■ **DO THIS**:
Check each line of the listing, and copy it if it contains the word "компонентов".

[start ENTRIES PROVIDED]

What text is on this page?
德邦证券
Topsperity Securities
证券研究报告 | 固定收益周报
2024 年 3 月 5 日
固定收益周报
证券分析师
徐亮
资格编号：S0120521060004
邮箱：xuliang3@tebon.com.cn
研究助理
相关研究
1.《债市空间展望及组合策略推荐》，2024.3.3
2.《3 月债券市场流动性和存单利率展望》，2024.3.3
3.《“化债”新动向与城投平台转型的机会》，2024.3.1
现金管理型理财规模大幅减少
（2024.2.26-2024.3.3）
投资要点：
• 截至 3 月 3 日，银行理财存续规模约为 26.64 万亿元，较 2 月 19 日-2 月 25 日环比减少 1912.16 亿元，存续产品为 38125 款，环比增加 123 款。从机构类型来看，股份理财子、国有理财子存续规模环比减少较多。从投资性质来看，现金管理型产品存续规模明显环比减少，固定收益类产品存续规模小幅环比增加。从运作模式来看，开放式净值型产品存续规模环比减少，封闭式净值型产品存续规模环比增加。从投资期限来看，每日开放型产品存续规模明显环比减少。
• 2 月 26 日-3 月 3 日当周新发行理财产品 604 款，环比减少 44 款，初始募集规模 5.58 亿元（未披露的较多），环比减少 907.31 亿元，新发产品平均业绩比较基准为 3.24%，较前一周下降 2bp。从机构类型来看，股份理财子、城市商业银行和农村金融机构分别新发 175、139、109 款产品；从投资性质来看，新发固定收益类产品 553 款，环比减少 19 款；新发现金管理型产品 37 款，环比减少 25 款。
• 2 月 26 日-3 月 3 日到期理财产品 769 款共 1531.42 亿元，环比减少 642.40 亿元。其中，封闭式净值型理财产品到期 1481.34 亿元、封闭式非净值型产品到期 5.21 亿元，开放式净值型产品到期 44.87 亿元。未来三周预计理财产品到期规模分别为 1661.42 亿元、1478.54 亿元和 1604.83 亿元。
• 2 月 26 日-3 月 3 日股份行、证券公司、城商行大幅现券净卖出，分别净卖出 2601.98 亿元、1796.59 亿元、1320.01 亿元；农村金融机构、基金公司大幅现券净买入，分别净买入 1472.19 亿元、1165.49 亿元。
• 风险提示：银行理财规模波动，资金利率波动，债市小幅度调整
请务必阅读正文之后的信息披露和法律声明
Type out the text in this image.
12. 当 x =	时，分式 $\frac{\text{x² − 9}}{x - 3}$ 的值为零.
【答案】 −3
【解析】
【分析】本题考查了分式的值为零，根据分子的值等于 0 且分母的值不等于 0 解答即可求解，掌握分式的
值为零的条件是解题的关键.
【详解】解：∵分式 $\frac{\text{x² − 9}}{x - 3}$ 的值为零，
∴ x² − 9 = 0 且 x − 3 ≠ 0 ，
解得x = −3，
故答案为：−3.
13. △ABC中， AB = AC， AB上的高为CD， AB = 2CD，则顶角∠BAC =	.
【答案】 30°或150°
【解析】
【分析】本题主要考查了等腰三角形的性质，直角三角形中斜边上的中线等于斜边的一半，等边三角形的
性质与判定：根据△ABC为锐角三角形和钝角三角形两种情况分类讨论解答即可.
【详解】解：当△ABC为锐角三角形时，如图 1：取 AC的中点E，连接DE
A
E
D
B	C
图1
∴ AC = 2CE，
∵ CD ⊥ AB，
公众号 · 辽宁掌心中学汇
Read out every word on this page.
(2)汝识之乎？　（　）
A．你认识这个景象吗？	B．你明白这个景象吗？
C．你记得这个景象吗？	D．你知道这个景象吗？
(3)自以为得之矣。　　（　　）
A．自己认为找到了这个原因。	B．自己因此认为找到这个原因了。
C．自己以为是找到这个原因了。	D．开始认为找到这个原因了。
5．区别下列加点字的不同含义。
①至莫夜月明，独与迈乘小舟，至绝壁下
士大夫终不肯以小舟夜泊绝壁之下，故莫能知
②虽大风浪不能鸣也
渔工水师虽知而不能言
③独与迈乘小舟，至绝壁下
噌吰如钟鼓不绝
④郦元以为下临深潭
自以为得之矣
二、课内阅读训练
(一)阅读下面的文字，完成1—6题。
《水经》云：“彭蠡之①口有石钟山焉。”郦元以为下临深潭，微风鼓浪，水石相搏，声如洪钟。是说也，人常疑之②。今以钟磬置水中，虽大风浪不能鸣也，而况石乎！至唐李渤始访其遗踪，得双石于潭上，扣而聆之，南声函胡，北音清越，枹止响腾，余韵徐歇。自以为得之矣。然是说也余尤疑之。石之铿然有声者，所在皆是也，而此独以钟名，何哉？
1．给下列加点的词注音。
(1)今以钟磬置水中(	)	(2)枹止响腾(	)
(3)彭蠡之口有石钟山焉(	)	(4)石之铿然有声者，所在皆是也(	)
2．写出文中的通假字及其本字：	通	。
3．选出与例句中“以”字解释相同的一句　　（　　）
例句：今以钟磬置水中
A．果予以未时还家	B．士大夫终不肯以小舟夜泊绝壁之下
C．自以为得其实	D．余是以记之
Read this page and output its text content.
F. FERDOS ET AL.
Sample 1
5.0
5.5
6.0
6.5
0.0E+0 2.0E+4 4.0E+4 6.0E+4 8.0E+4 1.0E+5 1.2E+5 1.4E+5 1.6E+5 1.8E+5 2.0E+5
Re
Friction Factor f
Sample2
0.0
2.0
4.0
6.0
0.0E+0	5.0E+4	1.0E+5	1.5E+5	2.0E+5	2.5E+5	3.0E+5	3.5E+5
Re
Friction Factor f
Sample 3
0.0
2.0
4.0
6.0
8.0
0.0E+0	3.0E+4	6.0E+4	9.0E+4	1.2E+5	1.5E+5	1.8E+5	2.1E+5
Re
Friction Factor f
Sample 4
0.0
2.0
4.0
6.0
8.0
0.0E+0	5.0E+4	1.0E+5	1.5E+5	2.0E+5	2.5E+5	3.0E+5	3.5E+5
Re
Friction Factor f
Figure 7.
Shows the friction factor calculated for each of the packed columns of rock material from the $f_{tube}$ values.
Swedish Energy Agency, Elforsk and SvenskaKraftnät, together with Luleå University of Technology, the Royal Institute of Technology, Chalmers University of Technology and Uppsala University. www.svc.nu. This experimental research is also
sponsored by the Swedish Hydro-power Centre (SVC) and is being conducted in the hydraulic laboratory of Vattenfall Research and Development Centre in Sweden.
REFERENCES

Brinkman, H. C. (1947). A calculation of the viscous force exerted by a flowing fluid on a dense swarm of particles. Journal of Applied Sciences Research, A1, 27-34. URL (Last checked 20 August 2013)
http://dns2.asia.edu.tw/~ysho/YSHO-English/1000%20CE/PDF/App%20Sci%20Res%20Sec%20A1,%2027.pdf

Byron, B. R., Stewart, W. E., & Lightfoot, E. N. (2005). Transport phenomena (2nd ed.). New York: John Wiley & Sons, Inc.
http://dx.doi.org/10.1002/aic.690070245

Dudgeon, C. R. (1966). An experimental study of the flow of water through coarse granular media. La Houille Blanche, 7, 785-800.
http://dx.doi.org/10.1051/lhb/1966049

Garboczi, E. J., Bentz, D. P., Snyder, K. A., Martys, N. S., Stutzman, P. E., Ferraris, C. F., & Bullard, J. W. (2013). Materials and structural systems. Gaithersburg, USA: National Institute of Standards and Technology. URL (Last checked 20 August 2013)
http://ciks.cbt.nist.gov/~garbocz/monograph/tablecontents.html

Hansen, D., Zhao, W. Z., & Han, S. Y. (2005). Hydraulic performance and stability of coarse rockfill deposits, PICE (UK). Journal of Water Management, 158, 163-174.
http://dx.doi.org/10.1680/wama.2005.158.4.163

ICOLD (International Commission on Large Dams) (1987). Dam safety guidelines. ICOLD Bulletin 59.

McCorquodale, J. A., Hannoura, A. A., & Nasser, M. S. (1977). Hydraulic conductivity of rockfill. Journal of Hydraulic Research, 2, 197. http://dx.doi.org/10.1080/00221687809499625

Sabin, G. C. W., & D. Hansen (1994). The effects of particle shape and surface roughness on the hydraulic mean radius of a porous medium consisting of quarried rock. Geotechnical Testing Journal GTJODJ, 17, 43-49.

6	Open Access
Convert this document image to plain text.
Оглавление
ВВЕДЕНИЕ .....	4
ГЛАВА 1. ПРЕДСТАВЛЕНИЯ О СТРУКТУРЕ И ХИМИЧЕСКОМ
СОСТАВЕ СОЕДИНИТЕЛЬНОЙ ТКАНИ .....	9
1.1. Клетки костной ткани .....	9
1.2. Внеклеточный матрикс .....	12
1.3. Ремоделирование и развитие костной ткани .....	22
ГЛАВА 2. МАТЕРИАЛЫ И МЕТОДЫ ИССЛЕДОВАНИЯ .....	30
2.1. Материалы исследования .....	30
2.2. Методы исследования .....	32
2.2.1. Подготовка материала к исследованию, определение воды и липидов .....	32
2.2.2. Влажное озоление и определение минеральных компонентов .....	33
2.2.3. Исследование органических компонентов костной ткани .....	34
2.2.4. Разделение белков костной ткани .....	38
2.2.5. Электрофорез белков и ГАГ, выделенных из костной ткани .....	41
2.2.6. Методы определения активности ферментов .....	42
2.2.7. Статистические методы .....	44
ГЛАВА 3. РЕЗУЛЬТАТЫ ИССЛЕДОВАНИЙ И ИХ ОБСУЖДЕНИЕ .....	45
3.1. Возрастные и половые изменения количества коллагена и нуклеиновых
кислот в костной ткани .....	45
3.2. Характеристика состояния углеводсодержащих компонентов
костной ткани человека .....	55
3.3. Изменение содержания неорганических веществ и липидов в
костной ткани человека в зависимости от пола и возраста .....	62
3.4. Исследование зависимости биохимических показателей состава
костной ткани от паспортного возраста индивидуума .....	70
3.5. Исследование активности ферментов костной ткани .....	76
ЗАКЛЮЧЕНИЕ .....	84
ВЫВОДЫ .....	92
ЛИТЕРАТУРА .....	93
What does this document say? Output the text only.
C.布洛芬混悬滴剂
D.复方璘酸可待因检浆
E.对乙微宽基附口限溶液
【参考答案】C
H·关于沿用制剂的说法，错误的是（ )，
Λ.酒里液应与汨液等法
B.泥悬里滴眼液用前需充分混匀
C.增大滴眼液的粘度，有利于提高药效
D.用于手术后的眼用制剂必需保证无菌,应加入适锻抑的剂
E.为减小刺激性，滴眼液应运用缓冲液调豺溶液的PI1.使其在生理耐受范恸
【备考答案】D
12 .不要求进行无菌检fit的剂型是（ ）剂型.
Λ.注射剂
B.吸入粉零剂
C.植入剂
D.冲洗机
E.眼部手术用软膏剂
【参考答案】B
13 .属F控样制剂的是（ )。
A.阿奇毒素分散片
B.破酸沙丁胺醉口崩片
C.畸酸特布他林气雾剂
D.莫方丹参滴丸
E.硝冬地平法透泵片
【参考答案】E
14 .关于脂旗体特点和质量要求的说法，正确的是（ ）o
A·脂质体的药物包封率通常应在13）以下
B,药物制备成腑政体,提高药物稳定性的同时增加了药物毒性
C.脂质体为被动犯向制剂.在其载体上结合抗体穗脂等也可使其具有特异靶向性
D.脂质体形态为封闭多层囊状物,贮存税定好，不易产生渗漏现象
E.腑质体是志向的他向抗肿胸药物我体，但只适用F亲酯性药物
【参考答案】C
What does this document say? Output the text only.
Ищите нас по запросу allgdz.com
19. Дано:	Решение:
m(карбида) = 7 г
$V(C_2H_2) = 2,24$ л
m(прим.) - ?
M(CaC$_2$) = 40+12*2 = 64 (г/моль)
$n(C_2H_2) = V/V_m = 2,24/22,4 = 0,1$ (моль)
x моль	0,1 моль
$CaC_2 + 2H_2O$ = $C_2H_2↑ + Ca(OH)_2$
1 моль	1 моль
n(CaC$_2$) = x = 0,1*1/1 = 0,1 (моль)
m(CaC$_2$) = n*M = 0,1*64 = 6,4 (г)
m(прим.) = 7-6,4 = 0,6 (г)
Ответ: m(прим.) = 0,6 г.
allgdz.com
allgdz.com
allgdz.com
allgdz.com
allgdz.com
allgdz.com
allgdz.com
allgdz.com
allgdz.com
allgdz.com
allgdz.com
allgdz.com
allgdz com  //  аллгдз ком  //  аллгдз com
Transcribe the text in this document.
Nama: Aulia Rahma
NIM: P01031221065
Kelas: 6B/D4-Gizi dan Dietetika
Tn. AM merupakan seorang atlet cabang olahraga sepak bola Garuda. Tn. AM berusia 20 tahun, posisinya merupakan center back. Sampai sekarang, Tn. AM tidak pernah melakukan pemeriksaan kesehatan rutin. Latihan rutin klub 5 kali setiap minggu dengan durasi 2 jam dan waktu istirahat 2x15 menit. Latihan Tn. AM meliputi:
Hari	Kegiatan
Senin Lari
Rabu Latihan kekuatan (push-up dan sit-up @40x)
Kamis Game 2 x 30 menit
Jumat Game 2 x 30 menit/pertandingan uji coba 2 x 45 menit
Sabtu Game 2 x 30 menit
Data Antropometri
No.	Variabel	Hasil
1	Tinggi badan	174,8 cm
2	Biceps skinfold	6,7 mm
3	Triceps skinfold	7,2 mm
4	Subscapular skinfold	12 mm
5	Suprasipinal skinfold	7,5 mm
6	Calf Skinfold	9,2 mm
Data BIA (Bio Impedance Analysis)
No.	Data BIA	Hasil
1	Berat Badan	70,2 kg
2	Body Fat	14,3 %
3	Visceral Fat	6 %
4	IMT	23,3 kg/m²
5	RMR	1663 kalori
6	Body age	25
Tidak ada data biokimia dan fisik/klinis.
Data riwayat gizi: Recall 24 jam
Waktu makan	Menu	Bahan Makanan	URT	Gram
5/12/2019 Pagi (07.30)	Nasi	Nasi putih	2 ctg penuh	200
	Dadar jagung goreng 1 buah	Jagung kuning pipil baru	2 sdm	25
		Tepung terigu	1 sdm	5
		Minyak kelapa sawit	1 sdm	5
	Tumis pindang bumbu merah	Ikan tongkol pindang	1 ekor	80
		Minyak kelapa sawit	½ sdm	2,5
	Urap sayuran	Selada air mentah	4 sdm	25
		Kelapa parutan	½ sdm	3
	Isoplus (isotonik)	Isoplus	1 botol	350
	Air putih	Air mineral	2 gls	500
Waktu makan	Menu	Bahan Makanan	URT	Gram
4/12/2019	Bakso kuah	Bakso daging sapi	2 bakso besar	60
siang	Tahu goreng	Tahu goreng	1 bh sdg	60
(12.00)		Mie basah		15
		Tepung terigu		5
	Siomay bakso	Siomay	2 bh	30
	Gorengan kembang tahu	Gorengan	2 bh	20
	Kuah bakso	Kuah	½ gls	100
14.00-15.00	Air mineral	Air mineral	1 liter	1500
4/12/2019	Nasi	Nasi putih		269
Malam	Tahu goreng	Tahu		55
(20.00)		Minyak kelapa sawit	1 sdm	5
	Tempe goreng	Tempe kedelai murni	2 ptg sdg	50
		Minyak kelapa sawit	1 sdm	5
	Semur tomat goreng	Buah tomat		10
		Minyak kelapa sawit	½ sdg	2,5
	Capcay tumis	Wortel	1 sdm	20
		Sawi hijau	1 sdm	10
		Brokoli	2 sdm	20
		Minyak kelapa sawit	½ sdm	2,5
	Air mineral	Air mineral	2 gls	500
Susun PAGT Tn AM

[end ENTRIES PROVIDED]

■ **SOLUTION TO THE EXERCISE**:
2.2.2. Влажное озоление и определение минеральных компонентов .....	33
2.2.3. Исследование органических компонентов костной ткани .....	34
3.2. Характеристика состояния углеводсодержащих компонентов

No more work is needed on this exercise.